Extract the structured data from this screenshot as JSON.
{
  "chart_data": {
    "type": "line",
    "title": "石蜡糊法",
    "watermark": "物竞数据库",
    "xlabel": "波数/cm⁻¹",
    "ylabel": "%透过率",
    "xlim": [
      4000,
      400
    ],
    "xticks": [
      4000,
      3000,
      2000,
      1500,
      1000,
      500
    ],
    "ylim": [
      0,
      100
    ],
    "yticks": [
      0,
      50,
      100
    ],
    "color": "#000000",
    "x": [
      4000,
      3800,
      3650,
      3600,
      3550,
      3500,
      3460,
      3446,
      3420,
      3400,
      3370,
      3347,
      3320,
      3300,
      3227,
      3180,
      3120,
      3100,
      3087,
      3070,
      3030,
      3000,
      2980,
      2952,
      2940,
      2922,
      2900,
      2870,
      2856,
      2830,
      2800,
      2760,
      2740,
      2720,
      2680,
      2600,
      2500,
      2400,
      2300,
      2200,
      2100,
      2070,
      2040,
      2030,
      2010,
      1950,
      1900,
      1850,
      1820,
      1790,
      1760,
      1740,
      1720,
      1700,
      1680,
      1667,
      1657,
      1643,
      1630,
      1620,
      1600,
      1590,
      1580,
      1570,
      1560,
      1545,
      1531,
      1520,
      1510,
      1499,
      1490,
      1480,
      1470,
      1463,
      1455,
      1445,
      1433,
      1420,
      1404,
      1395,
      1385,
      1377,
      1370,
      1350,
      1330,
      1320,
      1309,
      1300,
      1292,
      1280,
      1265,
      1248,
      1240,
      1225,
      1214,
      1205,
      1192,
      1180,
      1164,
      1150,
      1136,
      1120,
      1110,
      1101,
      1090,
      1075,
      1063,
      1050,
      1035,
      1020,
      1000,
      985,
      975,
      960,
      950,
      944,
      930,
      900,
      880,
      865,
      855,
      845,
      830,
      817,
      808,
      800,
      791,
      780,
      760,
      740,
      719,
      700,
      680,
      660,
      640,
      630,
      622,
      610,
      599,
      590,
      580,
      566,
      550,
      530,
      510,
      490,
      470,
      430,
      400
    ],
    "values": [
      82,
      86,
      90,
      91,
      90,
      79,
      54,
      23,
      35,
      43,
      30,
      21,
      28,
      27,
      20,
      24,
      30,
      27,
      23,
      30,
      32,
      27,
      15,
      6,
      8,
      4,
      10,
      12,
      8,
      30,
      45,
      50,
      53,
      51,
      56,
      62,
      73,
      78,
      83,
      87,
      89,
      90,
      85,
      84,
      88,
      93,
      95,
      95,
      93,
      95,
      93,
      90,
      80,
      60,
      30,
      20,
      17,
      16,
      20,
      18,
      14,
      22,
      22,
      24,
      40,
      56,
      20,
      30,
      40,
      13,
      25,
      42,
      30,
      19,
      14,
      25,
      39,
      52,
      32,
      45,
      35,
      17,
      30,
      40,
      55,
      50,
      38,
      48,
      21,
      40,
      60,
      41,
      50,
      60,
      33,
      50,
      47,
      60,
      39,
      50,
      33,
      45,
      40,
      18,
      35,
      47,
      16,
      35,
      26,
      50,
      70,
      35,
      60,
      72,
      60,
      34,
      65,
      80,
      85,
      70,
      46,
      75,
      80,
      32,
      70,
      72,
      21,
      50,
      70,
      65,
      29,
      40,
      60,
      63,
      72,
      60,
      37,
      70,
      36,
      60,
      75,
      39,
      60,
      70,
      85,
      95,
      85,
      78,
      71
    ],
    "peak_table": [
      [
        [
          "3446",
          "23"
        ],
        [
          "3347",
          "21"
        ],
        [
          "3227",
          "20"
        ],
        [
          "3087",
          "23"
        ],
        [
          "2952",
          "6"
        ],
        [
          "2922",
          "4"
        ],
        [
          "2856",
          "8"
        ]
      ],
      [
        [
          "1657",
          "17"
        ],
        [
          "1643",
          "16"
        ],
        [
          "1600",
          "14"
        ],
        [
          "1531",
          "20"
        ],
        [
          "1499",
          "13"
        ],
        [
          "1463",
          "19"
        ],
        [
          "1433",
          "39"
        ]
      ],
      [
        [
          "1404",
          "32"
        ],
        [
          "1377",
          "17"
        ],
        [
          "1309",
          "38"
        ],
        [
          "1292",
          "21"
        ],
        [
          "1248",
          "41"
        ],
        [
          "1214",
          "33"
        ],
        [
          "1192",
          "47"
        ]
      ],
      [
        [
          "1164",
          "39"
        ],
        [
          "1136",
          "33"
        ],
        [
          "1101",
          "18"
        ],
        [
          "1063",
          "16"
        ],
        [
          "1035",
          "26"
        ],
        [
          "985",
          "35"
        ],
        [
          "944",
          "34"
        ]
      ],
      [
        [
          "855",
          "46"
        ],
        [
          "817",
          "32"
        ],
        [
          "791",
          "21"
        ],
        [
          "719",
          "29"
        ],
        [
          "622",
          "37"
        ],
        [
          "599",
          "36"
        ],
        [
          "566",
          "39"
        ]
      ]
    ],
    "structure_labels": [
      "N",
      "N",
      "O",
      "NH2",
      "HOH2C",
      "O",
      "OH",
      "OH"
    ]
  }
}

...

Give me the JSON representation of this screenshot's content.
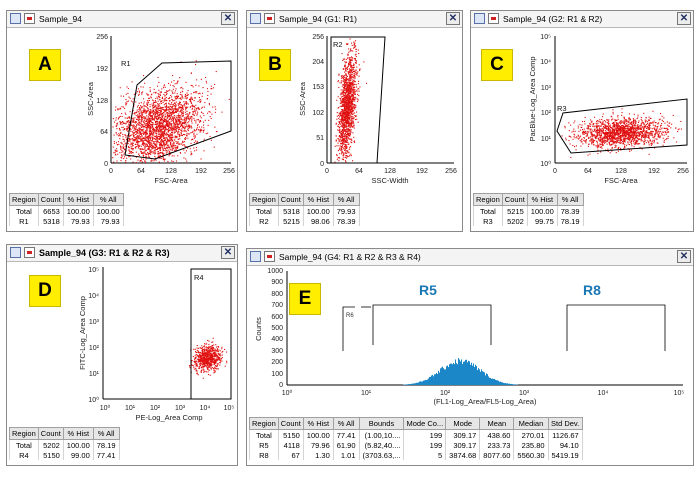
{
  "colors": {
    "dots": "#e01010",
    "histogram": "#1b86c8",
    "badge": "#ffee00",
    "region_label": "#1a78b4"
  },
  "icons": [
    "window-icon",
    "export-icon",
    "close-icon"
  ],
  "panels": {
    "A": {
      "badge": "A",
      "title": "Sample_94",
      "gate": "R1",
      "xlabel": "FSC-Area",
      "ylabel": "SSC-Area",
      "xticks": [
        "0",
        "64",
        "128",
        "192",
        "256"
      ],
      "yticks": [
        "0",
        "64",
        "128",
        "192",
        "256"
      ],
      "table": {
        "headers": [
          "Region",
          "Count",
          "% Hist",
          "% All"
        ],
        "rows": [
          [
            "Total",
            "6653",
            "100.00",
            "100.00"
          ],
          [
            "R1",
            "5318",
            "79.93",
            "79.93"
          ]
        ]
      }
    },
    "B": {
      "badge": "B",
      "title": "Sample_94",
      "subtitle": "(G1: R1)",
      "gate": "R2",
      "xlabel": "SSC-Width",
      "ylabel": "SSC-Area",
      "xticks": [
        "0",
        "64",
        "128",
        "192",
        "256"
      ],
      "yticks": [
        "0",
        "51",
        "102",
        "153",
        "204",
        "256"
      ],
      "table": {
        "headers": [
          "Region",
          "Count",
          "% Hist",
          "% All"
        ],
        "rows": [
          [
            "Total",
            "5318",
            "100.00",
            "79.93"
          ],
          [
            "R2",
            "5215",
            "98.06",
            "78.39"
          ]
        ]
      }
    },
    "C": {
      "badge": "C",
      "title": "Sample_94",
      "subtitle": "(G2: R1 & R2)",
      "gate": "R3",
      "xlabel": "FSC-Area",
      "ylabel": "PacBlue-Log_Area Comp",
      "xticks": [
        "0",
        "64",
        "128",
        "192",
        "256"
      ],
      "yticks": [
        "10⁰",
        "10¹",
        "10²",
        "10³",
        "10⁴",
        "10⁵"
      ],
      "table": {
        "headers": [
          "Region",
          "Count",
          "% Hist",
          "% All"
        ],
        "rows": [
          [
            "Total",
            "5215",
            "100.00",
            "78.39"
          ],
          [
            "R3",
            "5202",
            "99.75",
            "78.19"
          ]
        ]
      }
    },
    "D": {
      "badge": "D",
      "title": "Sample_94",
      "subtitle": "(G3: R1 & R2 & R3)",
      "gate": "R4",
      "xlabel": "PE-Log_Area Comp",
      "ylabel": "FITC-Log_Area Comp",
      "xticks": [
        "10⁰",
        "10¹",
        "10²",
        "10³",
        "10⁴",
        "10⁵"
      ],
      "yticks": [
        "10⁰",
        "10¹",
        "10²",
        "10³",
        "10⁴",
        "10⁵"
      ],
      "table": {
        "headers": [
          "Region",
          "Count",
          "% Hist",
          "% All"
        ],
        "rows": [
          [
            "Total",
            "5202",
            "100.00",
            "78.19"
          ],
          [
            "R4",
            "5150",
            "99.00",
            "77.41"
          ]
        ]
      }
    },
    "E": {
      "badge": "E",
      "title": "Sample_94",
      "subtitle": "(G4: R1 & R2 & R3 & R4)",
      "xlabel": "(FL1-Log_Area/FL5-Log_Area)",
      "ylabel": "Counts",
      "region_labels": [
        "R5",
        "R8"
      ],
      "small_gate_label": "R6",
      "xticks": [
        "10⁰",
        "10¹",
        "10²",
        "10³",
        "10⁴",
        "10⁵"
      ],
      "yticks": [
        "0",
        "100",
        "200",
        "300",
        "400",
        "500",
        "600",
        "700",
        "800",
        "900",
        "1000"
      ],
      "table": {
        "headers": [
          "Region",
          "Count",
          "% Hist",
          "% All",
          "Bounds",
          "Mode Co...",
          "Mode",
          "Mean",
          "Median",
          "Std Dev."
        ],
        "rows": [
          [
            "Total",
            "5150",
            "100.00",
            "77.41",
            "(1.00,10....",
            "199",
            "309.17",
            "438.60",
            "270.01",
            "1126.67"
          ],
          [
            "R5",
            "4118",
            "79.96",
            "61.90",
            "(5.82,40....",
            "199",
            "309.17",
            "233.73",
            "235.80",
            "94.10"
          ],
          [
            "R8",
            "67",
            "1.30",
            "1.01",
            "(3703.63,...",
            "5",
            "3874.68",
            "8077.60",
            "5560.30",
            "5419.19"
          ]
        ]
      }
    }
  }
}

* [Directions for this task] State how many lines in the records above contain the word "JSON", giving only the number.

* [Exercise result] 2